▶ CHALLENGE
Tell how many lines in these records contain the string "EURUSD", with only the number as the reply.

◇ ◇ ◇ ◇ ◇

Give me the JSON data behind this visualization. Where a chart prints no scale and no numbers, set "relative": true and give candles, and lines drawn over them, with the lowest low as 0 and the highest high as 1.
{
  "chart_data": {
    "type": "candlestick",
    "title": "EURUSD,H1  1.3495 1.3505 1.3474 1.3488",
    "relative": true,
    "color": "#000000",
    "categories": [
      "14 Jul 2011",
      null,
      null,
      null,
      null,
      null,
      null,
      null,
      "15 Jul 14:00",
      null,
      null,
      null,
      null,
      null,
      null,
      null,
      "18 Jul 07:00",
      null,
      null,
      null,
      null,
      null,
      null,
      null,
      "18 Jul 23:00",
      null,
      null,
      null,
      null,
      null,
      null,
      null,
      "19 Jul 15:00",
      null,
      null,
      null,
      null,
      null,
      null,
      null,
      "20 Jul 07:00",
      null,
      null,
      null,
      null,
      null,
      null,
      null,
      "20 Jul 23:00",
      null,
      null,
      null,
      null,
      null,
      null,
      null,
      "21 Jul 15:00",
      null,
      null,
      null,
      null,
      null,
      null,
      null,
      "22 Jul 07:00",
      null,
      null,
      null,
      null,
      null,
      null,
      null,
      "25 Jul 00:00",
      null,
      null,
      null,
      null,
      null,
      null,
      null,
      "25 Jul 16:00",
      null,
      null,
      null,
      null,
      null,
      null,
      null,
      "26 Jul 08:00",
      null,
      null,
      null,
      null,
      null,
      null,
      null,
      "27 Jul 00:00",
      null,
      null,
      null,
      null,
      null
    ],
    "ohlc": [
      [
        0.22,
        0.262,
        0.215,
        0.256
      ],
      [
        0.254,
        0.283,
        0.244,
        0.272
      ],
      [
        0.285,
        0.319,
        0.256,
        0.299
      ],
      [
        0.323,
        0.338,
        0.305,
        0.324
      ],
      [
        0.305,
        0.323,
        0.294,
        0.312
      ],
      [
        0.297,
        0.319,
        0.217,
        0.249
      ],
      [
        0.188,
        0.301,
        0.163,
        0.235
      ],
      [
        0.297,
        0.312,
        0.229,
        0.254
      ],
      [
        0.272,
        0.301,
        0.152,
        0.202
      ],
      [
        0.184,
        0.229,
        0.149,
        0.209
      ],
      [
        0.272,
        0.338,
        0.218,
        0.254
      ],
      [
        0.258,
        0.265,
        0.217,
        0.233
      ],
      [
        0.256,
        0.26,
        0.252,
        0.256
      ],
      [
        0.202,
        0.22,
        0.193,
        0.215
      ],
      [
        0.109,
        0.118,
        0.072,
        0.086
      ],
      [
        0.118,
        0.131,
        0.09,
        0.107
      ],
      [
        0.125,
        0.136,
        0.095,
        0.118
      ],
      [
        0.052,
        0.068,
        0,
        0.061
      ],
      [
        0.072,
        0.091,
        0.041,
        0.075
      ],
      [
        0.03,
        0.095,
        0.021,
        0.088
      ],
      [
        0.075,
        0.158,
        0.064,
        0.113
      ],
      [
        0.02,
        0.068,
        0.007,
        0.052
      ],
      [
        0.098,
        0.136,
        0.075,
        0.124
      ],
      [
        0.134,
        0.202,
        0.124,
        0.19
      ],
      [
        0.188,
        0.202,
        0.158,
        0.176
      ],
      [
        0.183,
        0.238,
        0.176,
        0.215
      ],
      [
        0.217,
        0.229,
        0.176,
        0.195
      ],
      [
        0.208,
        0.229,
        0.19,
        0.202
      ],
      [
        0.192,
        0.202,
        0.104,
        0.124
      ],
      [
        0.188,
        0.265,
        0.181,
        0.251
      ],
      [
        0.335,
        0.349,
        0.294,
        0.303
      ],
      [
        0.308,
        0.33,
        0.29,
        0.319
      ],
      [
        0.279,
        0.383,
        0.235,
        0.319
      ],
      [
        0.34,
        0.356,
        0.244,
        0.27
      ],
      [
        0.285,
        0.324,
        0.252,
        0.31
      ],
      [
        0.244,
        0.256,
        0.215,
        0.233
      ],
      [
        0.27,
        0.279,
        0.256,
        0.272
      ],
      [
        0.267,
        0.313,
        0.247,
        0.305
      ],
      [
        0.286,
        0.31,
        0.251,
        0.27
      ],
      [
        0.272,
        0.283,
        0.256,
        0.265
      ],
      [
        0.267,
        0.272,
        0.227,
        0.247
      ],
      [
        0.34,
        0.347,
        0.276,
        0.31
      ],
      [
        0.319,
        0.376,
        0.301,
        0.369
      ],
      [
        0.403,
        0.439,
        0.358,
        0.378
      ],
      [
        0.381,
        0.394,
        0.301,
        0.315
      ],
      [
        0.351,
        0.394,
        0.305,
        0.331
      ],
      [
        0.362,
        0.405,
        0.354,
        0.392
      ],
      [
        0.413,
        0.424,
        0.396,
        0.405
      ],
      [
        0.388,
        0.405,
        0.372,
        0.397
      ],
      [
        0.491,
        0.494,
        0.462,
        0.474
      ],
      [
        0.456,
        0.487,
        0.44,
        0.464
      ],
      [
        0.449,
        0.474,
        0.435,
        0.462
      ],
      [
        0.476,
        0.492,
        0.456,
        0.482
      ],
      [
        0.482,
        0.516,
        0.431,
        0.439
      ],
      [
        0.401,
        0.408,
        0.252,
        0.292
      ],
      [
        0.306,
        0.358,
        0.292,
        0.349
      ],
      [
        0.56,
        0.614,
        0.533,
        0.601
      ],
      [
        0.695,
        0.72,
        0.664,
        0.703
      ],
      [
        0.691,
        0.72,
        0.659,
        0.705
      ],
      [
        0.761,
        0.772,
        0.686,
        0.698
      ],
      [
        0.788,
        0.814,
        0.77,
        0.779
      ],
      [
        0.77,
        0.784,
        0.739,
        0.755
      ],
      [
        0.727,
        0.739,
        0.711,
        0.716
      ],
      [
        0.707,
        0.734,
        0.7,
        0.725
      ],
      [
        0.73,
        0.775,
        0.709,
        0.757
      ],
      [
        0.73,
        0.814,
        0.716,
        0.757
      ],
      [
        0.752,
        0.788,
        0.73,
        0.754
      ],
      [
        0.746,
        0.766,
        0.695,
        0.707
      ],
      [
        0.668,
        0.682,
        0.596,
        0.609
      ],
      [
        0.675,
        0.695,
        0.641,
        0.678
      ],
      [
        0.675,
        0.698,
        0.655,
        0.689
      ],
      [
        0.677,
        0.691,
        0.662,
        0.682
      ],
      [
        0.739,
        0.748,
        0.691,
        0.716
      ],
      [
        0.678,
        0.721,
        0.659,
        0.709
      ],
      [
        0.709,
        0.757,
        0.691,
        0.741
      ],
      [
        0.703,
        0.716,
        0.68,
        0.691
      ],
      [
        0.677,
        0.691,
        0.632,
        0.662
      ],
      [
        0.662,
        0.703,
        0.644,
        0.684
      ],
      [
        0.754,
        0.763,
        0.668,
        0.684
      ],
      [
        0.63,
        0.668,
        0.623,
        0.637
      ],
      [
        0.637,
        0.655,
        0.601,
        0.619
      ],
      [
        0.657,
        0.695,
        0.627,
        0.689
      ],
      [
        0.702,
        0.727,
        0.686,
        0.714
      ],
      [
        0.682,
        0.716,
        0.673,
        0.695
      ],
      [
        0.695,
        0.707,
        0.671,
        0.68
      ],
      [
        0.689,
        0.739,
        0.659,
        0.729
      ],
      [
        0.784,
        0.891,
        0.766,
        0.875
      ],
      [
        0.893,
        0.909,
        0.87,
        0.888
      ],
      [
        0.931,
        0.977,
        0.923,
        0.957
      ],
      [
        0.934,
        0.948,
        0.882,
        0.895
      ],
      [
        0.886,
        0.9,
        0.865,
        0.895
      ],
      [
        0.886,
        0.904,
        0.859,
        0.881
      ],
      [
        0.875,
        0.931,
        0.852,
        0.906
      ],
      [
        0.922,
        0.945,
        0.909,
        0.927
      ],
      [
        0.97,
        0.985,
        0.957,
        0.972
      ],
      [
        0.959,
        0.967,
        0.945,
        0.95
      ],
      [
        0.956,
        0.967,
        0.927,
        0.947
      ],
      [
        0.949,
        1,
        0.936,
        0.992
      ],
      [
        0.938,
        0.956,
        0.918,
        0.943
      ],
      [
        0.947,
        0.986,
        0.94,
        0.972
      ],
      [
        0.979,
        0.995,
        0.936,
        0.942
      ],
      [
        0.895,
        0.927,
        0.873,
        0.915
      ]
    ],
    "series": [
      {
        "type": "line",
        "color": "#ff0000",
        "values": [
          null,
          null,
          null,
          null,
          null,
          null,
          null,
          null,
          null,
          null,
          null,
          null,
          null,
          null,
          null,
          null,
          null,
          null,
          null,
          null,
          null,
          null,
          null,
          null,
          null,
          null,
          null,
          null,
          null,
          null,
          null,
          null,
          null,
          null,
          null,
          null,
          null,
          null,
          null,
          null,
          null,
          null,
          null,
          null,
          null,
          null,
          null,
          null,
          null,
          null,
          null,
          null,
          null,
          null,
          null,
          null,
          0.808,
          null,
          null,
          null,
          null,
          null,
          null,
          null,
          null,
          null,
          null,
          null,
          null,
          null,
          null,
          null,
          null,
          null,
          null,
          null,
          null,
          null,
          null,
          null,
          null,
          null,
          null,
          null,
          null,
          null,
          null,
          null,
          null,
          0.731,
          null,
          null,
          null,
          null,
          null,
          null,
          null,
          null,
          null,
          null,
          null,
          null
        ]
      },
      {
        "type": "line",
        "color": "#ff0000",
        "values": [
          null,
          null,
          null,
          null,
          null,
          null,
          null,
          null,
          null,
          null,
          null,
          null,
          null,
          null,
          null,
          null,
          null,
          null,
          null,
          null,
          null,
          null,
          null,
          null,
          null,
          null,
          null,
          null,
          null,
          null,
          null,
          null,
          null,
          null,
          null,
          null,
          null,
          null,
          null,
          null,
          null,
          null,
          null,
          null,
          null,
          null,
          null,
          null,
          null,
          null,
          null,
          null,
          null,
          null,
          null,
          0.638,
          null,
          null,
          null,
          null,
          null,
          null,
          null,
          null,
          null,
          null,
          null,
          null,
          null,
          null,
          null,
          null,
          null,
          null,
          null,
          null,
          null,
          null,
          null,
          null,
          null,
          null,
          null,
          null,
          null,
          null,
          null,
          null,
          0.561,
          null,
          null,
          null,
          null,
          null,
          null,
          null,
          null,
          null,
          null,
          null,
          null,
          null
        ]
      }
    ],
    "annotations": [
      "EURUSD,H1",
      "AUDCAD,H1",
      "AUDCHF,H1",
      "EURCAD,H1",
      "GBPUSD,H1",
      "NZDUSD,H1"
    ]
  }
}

◇ ◇ ◇ ◇ ◇

▶ CORRECT OUTPUT
2